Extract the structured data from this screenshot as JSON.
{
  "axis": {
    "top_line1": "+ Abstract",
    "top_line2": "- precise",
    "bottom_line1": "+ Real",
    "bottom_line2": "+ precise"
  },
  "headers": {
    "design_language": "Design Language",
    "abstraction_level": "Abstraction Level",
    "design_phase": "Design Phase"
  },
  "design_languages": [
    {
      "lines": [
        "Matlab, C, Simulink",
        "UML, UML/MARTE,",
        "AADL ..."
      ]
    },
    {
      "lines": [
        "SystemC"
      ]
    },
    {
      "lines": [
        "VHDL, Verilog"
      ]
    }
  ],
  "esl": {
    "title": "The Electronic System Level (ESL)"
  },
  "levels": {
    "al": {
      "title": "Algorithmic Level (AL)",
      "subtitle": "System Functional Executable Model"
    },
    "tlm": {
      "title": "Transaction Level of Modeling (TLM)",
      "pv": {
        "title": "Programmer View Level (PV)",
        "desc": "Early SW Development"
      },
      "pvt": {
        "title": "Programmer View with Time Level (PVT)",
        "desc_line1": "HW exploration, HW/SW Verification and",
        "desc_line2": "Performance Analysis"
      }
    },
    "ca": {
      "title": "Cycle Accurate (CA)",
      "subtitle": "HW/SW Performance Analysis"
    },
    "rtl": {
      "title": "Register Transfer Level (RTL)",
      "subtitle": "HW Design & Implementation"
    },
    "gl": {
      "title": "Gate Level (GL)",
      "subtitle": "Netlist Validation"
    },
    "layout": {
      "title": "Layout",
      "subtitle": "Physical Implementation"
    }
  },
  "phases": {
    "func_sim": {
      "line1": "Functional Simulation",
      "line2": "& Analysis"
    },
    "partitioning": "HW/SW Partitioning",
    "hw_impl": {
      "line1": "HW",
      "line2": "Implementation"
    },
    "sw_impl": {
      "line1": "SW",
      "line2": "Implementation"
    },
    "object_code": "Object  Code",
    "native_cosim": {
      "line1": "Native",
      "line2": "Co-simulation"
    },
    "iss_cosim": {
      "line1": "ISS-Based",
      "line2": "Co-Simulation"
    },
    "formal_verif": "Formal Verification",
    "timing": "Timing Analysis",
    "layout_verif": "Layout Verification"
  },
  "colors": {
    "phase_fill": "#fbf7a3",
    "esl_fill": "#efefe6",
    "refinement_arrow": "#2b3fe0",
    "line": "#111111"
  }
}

::::

Go through the records. Copy each line where "Programmer" appears.

### Full output
        "title": "Programmer View Level (PV)",
        "title": "Programmer View with Time Level (PVT)",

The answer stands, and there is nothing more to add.